Go through the listing beneath this task and return every line that carries the string "ALDERMAN".

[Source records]
○ ○ ○ ○

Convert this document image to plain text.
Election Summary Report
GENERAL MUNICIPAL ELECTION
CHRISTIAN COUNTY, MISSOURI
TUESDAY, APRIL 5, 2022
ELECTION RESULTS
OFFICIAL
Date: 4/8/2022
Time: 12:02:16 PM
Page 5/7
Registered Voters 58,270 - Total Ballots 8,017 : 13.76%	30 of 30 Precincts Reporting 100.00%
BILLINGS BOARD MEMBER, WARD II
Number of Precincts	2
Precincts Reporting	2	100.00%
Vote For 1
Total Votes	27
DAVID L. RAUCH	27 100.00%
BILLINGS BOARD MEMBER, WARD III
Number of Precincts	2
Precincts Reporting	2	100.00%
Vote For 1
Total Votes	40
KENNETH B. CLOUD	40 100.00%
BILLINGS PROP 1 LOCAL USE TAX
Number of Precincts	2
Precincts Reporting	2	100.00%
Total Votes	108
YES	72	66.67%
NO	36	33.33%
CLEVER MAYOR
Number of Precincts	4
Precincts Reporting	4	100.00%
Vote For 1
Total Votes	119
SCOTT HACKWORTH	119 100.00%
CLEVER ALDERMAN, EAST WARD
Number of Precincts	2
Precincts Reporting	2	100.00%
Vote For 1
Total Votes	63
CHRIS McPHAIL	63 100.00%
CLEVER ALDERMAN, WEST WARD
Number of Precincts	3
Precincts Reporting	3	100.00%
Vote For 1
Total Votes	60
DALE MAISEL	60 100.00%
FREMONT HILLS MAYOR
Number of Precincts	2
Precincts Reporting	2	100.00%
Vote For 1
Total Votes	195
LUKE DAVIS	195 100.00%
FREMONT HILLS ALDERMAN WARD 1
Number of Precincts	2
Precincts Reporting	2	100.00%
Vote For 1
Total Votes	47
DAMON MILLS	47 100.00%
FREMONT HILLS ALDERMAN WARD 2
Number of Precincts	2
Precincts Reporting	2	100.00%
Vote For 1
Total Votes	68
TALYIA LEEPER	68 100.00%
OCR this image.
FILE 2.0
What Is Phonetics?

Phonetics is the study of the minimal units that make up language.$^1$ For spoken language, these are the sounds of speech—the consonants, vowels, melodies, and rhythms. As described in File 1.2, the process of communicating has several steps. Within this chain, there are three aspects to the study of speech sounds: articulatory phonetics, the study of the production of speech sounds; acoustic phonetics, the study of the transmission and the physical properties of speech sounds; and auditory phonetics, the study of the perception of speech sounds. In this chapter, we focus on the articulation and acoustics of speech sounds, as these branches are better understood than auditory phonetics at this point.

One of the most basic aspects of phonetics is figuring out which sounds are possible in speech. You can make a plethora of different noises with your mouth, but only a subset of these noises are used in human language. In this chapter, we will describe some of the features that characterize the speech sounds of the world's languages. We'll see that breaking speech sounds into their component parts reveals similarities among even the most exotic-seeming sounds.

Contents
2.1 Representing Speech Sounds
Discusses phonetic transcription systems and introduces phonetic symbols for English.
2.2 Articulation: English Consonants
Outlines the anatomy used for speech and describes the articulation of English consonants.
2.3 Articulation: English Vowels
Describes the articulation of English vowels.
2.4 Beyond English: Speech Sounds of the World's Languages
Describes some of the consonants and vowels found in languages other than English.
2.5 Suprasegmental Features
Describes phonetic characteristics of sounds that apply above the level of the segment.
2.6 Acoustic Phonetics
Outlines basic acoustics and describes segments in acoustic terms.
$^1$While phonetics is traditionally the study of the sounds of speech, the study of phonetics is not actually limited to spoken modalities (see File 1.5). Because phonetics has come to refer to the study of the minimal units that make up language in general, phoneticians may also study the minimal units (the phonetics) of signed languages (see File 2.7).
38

○ ○ ○ ○

[COMPLETED TASK]
CLEVER ALDERMAN, EAST WARD
CLEVER ALDERMAN, WEST WARD
FREMONT HILLS ALDERMAN WARD 1
FREMONT HILLS ALDERMAN WARD 2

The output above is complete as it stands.